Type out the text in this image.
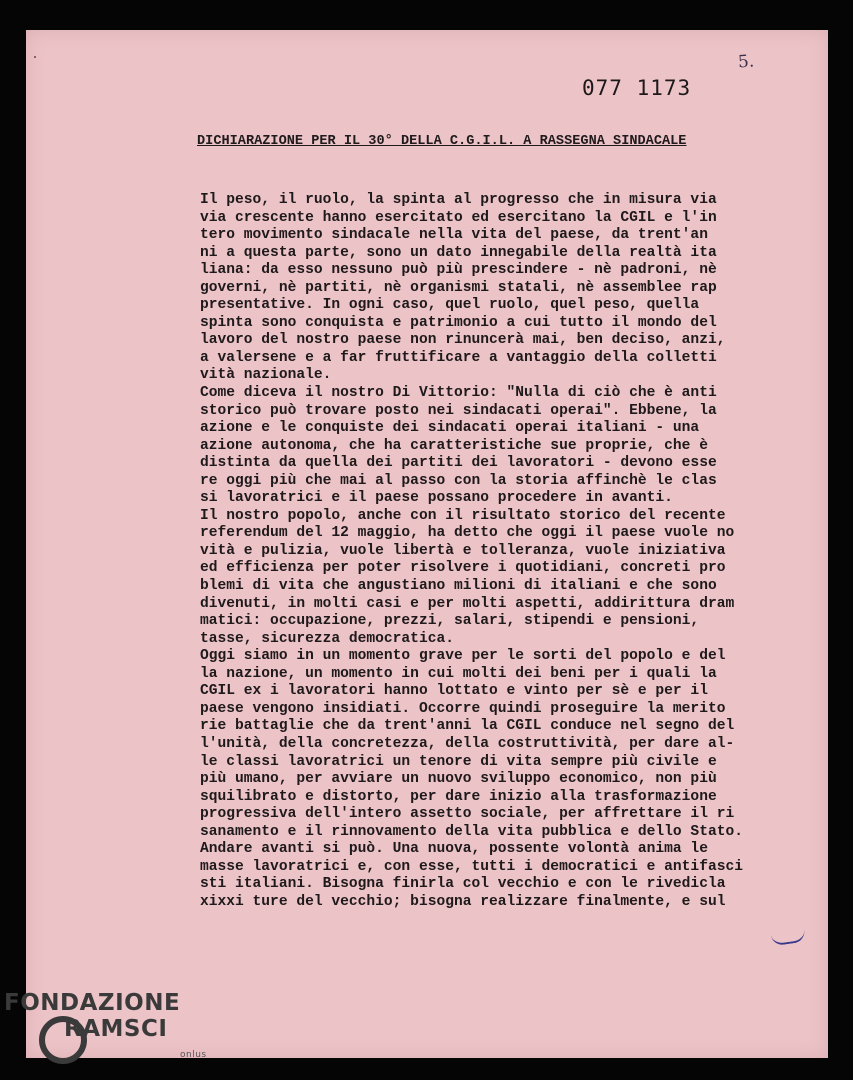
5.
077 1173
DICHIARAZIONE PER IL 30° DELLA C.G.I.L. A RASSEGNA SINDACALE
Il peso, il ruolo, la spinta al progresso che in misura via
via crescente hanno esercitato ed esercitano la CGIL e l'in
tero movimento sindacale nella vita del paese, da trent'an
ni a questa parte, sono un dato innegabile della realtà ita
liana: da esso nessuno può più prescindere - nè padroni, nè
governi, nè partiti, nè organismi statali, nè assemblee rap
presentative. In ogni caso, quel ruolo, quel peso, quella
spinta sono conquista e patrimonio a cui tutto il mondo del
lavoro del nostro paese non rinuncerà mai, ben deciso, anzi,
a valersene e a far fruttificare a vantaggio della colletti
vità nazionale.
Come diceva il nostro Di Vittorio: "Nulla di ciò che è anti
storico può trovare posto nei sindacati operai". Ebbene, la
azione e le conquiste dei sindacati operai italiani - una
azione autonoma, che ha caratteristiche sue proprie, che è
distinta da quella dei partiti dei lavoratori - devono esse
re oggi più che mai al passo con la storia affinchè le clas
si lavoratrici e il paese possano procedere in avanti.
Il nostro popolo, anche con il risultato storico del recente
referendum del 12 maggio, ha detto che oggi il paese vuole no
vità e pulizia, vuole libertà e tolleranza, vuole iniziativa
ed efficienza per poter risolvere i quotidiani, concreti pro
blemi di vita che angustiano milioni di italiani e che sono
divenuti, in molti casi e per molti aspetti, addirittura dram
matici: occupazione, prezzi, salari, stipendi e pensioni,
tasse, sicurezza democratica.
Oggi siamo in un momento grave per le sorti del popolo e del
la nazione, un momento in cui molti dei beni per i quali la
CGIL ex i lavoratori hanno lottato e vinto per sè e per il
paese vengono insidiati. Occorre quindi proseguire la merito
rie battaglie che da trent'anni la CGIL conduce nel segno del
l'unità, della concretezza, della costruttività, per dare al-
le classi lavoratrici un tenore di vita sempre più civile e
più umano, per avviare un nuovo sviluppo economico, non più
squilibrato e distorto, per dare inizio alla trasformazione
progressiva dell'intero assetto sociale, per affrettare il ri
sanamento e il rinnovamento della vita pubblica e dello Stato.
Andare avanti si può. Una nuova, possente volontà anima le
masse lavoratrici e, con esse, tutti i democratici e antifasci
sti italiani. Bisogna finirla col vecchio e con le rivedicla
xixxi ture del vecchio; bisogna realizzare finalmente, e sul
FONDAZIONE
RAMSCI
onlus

########

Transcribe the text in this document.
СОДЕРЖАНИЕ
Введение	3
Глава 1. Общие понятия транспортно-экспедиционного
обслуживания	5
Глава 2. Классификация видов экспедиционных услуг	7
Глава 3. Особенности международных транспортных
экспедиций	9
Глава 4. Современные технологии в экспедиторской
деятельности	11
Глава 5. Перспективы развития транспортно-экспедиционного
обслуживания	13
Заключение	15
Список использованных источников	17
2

########

Where a line above holds the string "operai", show that line.

■ Full response:
storico può trovare posto nei sindacati operai". Ebbene, la
azione e le conquiste dei sindacati operai italiani - una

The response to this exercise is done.